Region and label listings:
↓

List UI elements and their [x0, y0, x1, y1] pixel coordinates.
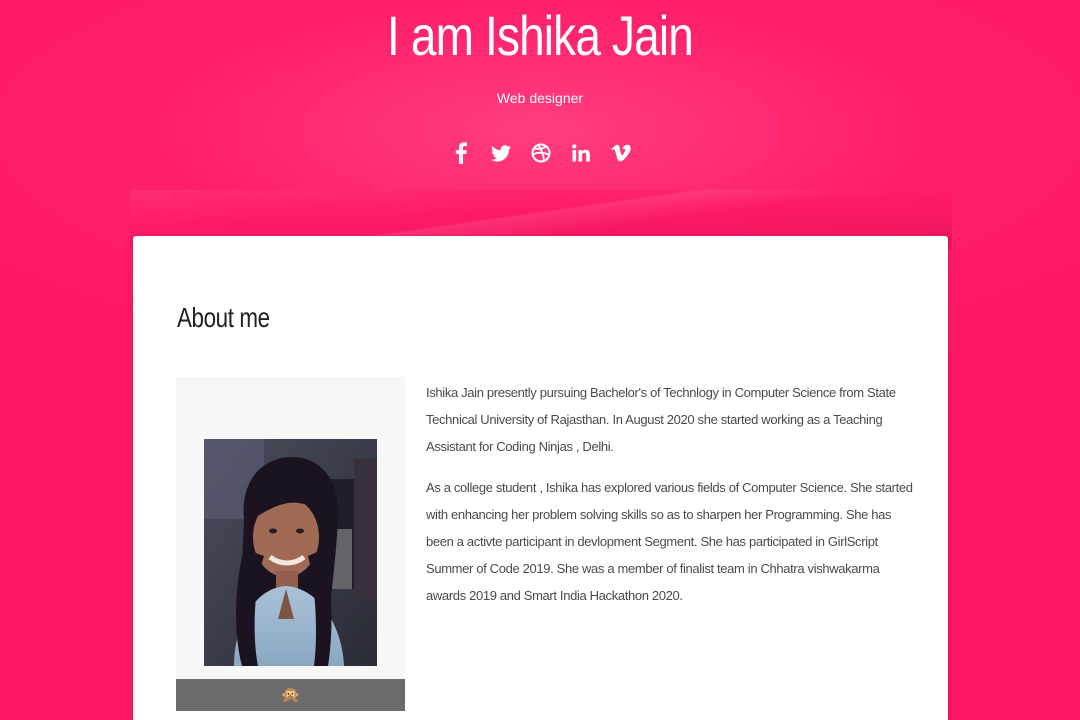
social-links: [446, 138, 636, 168]
about-card: About me 🙊 Ishika Jain presently pursuin…: [133, 236, 948, 720]
vimeo-link[interactable]: [606, 138, 636, 168]
about-text: Ishika Jain presently pursuing Bachelor'…: [426, 379, 916, 623]
twitter-link[interactable]: [486, 138, 516, 168]
linkedin-icon: [572, 144, 590, 162]
dribbble-link[interactable]: [526, 138, 556, 168]
profile-photo-frame: [176, 377, 405, 679]
facebook-link[interactable]: [446, 138, 476, 168]
page-subtitle: Web designer: [496, 90, 584, 106]
dribbble-icon: [531, 143, 551, 163]
profile-photo: [204, 439, 377, 666]
about-paragraph-1: Ishika Jain presently pursuing Bachelor'…: [426, 385, 896, 454]
about-title: About me: [177, 302, 270, 333]
page-title: I am Ishika Jain: [387, 4, 694, 67]
vimeo-icon: [611, 144, 631, 162]
photo-caption-bar: 🙊: [176, 679, 405, 711]
facebook-icon: [455, 142, 467, 164]
about-paragraph-2: As a college student , Ishika has explor…: [426, 480, 913, 603]
twitter-icon: [491, 144, 511, 162]
monkey-emoji-icon: 🙊: [280, 687, 301, 704]
linkedin-link[interactable]: [566, 138, 596, 168]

↑

Required work
Arrange all of the lines above into a numbered list, skipping any blank lines and leaving out the pictures.

Answer to the exercise
1. List UI elements and their [x0, y0, x1, y1] pixel coordinates.
2. social-links: [446, 138, 636, 168]
3. about-card: About me 🙊 Ishika Jain presently pursuin…: [133, 236, 948, 720]
4. vimeo-link[interactable]: [606, 138, 636, 168]
5. about-text: Ishika Jain presently pursuing Bachelor'…: [426, 379, 916, 623]
6. twitter-link[interactable]: [486, 138, 516, 168]
7. linkedin-icon: [572, 144, 590, 162]
8. dribbble-link[interactable]: [526, 138, 556, 168]
9. profile-photo-frame: [176, 377, 405, 679]
10. facebook-link[interactable]: [446, 138, 476, 168]
11. page-subtitle: Web designer: [496, 90, 584, 106]
12. dribbble-icon: [531, 143, 551, 163]
13. profile-photo: [204, 439, 377, 666]
14. about-paragraph-1: Ishika Jain presently pursuing Bachelor'…: [426, 385, 896, 454]
15. about-title: About me: [177, 302, 270, 333]
16. page-title: I am Ishika Jain: [387, 4, 694, 67]
17. vimeo-icon: [611, 144, 631, 162]
18. photo-caption-bar: 🙊: [176, 679, 405, 711]
19. facebook-icon: [455, 142, 467, 164]
20. about-paragraph-2: As a college student , Ishika has explor…: [426, 480, 913, 603]
21. twitter-icon: [491, 144, 511, 162]
22. monkey-emoji-icon: 🙊: [280, 687, 301, 704]
23. linkedin-link[interactable]: [566, 138, 596, 168]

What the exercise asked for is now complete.